**What you should do:** Your answer should be a single number: the count of lines holding the word "watermark".

★ ★ ★

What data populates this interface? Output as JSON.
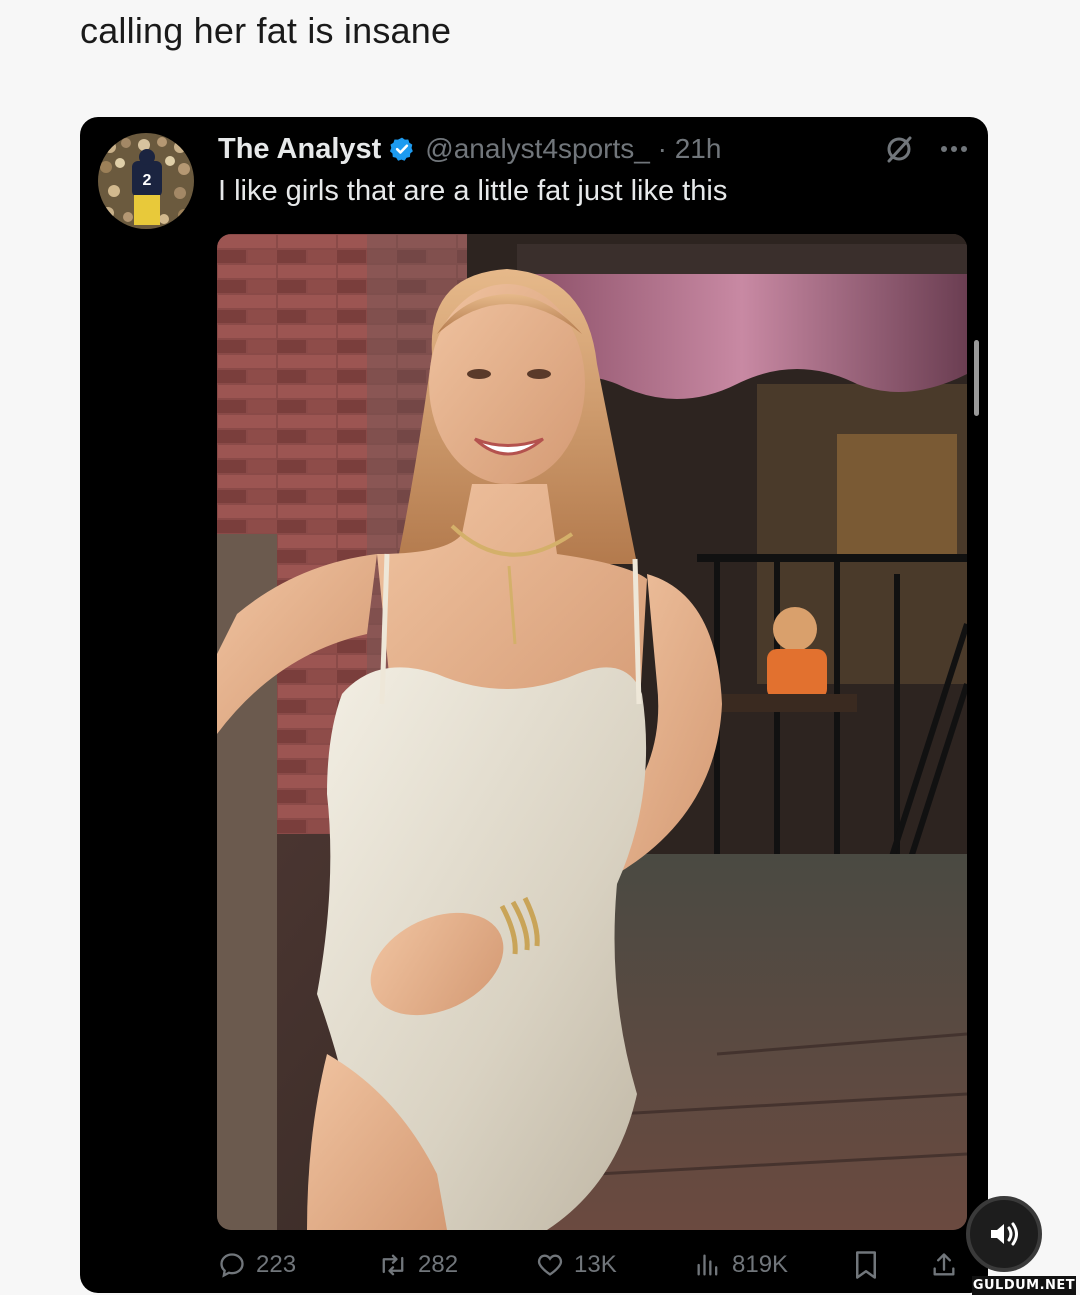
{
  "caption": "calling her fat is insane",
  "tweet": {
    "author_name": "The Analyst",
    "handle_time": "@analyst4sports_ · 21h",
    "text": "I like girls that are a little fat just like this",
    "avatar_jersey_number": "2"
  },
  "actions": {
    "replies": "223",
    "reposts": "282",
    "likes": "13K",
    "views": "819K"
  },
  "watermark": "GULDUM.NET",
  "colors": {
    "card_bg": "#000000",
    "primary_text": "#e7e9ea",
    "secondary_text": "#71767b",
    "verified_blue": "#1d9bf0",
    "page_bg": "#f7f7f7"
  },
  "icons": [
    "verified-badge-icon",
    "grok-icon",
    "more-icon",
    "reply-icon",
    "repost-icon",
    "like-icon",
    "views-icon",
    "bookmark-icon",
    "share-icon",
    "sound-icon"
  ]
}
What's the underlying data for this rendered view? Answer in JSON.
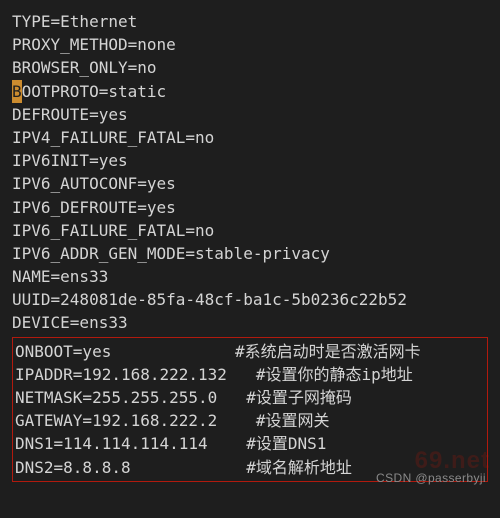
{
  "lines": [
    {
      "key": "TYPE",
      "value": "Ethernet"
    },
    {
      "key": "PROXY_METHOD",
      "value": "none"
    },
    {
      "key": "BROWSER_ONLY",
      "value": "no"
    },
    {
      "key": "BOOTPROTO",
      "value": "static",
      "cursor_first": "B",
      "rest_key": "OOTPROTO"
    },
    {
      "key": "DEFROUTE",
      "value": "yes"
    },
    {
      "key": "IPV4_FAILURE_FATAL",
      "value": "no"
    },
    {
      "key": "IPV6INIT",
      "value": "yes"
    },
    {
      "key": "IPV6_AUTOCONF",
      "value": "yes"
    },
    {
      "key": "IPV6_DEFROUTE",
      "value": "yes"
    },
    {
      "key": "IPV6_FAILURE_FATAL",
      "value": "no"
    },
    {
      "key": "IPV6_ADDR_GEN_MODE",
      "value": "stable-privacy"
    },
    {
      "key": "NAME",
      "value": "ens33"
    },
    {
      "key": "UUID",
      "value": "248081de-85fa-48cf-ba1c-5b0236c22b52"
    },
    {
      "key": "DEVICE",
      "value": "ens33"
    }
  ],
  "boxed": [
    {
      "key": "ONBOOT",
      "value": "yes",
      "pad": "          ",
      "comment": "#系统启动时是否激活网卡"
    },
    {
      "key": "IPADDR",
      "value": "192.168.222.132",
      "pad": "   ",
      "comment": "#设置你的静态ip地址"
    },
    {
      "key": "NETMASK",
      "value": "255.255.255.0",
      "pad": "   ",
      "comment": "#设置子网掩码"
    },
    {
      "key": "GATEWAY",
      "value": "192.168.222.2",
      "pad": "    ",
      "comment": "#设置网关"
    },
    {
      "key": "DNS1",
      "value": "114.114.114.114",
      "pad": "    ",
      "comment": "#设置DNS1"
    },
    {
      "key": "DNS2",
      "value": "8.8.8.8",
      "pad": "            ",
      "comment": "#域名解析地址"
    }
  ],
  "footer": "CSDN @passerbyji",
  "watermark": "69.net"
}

★ ★ ★

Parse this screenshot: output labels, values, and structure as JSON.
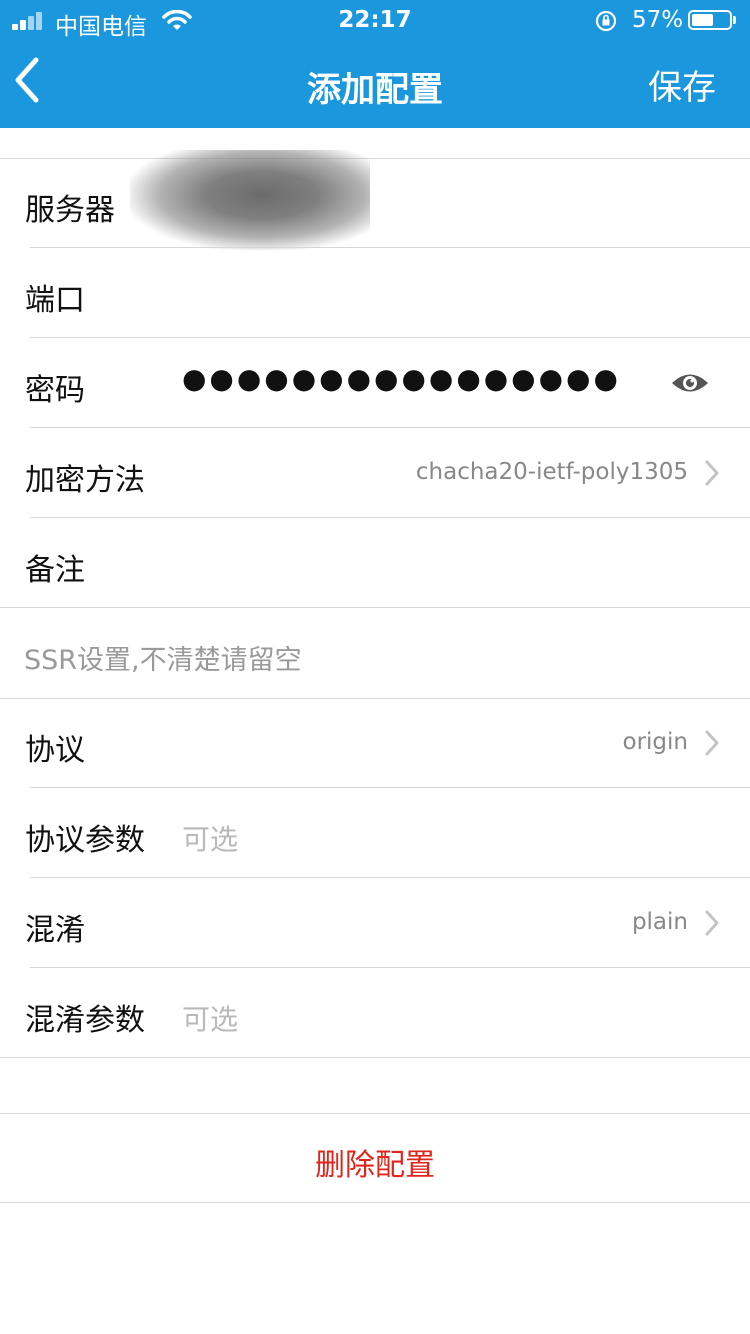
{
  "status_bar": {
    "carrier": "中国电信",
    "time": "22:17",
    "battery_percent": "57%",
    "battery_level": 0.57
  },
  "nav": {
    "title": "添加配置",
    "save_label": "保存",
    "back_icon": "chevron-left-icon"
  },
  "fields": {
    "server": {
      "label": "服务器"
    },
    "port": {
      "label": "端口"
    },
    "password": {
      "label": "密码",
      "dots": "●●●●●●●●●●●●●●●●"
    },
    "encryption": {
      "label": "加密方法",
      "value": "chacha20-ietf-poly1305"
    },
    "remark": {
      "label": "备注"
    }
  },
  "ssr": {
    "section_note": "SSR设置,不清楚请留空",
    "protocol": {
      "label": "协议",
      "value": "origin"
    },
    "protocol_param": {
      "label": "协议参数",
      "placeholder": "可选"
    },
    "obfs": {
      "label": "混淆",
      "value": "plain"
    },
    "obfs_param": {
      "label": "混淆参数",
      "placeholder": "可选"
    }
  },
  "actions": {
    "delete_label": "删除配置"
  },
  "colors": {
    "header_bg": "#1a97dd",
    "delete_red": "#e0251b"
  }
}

★ ★ ★

**Written solution:** 2